◆ **What you have to do**
Each record below is to be reproduced without any change.

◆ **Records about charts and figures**
<<<<

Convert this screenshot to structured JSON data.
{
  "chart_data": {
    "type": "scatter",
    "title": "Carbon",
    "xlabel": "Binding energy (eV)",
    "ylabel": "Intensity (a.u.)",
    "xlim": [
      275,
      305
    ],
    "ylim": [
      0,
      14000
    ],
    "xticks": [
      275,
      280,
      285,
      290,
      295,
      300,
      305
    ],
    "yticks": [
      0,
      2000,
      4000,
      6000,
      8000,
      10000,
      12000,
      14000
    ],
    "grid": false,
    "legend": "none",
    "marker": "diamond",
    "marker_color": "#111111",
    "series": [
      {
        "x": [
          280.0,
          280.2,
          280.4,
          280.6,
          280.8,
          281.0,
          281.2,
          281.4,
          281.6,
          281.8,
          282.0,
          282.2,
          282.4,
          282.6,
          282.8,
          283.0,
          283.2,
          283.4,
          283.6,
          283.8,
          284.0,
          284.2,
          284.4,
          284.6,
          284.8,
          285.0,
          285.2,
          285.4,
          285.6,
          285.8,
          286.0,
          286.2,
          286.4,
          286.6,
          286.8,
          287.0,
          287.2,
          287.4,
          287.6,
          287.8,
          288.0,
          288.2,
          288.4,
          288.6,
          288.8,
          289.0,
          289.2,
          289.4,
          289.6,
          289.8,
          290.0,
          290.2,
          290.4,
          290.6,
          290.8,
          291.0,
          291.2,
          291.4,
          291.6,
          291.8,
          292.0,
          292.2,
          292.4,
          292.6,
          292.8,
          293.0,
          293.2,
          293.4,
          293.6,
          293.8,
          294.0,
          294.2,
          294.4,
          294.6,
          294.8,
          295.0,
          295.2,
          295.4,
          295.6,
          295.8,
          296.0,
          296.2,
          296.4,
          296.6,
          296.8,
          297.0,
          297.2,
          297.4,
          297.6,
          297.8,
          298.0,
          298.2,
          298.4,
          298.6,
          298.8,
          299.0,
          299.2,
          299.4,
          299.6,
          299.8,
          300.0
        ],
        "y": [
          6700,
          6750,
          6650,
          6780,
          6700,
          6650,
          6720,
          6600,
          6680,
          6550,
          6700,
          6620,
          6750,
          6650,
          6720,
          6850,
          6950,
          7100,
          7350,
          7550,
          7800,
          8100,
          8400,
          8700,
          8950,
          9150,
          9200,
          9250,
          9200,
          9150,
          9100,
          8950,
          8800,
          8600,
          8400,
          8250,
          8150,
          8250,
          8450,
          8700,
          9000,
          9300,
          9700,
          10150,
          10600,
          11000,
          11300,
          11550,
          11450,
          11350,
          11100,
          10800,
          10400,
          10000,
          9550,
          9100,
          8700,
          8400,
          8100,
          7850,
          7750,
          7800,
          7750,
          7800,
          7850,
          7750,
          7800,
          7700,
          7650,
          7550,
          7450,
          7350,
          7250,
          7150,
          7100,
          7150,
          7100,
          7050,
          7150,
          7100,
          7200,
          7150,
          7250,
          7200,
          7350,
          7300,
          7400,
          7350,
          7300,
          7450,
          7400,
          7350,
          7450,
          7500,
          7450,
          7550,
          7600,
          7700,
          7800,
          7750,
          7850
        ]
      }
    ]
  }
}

>>>>

◆ **Complete output**
Convert this screenshot to structured JSON data.
{
  "chart_data": {
    "type": "scatter",
    "title": "Carbon",
    "xlabel": "Binding energy (eV)",
    "ylabel": "Intensity (a.u.)",
    "xlim": [
      275,
      305
    ],
    "ylim": [
      0,
      14000
    ],
    "xticks": [
      275,
      280,
      285,
      290,
      295,
      300,
      305
    ],
    "yticks": [
      0,
      2000,
      4000,
      6000,
      8000,
      10000,
      12000,
      14000
    ],
    "grid": false,
    "legend": "none",
    "marker": "diamond",
    "marker_color": "#111111",
    "series": [
      {
        "x": [
          280.0,
          280.2,
          280.4,
          280.6,
          280.8,
          281.0,
          281.2,
          281.4,
          281.6,
          281.8,
          282.0,
          282.2,
          282.4,
          282.6,
          282.8,
          283.0,
          283.2,
          283.4,
          283.6,
          283.8,
          284.0,
          284.2,
          284.4,
          284.6,
          284.8,
          285.0,
          285.2,
          285.4,
          285.6,
          285.8,
          286.0,
          286.2,
          286.4,
          286.6,
          286.8,
          287.0,
          287.2,
          287.4,
          287.6,
          287.8,
          288.0,
          288.2,
          288.4,
          288.6,
          288.8,
          289.0,
          289.2,
          289.4,
          289.6,
          289.8,
          290.0,
          290.2,
          290.4,
          290.6,
          290.8,
          291.0,
          291.2,
          291.4,
          291.6,
          291.8,
          292.0,
          292.2,
          292.4,
          292.6,
          292.8,
          293.0,
          293.2,
          293.4,
          293.6,
          293.8,
          294.0,
          294.2,
          294.4,
          294.6,
          294.8,
          295.0,
          295.2,
          295.4,
          295.6,
          295.8,
          296.0,
          296.2,
          296.4,
          296.6,
          296.8,
          297.0,
          297.2,
          297.4,
          297.6,
          297.8,
          298.0,
          298.2,
          298.4,
          298.6,
          298.8,
          299.0,
          299.2,
          299.4,
          299.6,
          299.8,
          300.0
        ],
        "y": [
          6700,
          6750,
          6650,
          6780,
          6700,
          6650,
          6720,
          6600,
          6680,
          6550,
          6700,
          6620,
          6750,
          6650,
          6720,
          6850,
          6950,
          7100,
          7350,
          7550,
          7800,
          8100,
          8400,
          8700,
          8950,
          9150,
          9200,
          9250,
          9200,
          9150,
          9100,
          8950,
          8800,
          8600,
          8400,
          8250,
          8150,
          8250,
          8450,
          8700,
          9000,
          9300,
          9700,
          10150,
          10600,
          11000,
          11300,
          11550,
          11450,
          11350,
          11100,
          10800,
          10400,
          10000,
          9550,
          9100,
          8700,
          8400,
          8100,
          7850,
          7750,
          7800,
          7750,
          7800,
          7850,
          7750,
          7800,
          7700,
          7650,
          7550,
          7450,
          7350,
          7250,
          7150,
          7100,
          7150,
          7100,
          7050,
          7150,
          7100,
          7200,
          7150,
          7250,
          7200,
          7350,
          7300,
          7400,
          7350,
          7300,
          7450,
          7400,
          7350,
          7450,
          7500,
          7450,
          7550,
          7600,
          7700,
          7800,
          7750,
          7850
        ]
      }
    ]
  }
}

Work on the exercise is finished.